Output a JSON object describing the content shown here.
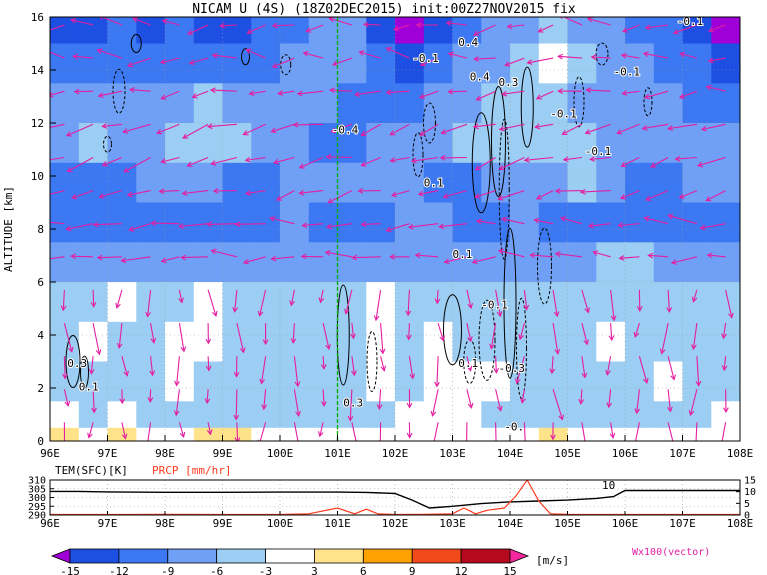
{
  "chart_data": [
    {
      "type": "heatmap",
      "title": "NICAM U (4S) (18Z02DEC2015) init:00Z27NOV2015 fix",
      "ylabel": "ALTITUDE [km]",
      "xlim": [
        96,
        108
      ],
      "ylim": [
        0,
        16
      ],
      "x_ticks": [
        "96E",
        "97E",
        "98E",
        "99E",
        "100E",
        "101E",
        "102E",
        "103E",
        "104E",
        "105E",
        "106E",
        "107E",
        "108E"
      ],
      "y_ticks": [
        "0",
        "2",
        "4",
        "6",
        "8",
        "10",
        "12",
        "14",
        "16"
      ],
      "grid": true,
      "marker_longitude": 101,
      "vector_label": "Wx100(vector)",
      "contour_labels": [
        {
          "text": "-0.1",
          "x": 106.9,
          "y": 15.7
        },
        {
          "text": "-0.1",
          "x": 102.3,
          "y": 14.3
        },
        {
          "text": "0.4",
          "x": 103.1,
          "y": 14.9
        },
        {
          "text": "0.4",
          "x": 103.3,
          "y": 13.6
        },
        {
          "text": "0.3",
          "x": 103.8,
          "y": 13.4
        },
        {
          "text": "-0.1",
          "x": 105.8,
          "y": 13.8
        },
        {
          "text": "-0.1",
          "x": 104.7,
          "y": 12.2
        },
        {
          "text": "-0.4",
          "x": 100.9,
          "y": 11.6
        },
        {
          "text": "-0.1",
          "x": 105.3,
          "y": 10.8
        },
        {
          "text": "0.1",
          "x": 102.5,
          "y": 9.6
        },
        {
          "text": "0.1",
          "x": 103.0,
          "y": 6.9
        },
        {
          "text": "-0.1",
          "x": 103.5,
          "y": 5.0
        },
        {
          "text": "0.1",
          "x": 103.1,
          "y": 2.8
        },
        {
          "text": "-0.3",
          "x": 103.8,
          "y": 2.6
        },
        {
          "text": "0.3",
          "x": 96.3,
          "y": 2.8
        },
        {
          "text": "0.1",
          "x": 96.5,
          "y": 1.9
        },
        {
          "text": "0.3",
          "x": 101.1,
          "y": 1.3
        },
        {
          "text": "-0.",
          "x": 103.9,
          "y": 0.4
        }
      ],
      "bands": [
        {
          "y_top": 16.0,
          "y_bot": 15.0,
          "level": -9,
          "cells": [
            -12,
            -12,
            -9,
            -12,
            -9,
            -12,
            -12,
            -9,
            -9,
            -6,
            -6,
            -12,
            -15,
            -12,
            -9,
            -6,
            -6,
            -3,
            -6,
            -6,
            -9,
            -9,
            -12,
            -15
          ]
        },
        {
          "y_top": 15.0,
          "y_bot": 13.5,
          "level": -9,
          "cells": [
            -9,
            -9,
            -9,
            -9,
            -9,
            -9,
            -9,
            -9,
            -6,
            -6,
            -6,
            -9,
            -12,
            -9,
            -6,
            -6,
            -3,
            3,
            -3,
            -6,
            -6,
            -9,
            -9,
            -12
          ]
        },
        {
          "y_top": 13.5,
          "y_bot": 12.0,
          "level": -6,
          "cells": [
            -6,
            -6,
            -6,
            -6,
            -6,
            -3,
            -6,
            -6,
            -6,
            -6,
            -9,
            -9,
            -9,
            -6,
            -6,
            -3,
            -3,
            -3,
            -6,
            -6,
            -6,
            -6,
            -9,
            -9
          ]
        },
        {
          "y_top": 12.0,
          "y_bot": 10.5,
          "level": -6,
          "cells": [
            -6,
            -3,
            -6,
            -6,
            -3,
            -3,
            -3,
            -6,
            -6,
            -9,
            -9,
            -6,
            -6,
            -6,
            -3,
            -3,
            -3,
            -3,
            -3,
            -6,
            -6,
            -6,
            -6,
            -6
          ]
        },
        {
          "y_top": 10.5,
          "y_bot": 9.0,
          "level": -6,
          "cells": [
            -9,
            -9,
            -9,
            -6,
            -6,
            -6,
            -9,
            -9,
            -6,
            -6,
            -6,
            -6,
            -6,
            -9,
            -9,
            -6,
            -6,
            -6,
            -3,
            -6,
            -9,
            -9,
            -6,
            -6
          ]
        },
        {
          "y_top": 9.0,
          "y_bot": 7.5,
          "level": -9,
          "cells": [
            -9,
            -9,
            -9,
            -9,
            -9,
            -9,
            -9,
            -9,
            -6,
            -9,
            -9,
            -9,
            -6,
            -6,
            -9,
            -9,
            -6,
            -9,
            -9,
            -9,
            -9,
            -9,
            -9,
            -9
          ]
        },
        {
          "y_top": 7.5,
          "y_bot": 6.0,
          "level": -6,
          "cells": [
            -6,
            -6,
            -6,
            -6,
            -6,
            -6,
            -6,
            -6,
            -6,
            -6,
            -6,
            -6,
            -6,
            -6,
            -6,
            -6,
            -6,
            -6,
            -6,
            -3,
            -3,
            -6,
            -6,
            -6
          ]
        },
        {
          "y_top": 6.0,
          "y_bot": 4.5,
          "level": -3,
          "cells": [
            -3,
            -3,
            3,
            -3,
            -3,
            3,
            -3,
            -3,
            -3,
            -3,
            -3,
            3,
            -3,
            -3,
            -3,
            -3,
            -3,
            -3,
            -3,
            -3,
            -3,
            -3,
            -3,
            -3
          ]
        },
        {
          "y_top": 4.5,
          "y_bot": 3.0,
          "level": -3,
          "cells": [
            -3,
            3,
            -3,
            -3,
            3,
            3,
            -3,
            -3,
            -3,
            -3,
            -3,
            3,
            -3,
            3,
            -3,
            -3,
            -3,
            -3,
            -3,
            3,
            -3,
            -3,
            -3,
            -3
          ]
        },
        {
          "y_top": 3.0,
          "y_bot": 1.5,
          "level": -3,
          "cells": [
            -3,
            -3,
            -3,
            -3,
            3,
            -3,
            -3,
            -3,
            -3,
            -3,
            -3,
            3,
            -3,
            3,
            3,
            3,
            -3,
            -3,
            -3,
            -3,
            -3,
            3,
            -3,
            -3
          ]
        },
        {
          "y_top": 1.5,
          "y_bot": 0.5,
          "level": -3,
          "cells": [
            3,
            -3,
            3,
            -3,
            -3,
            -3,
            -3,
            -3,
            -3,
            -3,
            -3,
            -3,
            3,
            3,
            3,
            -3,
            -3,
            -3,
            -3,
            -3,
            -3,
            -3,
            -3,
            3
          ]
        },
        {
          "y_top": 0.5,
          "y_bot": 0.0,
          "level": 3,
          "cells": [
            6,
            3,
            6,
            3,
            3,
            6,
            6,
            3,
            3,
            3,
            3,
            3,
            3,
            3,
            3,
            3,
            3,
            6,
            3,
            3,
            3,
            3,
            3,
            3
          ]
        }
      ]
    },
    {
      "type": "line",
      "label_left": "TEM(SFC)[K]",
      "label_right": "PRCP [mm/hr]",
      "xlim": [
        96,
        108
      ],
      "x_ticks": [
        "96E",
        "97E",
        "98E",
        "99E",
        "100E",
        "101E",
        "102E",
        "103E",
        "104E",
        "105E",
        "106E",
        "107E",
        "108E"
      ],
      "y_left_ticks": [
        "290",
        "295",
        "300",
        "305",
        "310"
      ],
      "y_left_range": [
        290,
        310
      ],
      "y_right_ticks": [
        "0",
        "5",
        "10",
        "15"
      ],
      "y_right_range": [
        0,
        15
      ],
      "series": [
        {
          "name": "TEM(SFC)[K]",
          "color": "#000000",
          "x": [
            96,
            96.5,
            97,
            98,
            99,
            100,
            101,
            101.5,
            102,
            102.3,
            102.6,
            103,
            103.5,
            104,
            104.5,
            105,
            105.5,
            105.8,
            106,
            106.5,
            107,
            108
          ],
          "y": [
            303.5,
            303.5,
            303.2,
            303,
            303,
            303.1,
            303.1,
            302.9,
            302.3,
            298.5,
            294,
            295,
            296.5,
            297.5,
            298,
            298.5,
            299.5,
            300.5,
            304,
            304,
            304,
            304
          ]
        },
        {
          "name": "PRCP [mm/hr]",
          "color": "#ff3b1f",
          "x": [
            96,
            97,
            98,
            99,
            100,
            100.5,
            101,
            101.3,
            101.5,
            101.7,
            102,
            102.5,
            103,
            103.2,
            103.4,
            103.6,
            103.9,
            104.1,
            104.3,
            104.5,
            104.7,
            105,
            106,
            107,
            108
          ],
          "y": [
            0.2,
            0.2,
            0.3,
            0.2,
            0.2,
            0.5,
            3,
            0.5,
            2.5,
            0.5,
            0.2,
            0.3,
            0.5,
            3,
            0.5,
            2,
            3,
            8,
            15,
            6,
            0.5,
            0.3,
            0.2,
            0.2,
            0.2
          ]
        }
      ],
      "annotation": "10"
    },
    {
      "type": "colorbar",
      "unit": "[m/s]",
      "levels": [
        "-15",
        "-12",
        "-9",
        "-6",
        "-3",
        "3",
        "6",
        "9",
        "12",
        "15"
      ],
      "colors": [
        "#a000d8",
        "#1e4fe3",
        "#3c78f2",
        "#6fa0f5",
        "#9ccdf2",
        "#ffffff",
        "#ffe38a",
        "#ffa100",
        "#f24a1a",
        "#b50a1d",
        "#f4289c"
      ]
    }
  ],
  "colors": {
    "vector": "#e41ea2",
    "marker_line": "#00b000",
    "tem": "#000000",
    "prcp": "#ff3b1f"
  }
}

## Work to do
Pick out and copy the lines of the entries that hold the string "vector".

## Task solution
      "vector_label": "Wx100(vector)",
    "vector": "#e41ea2",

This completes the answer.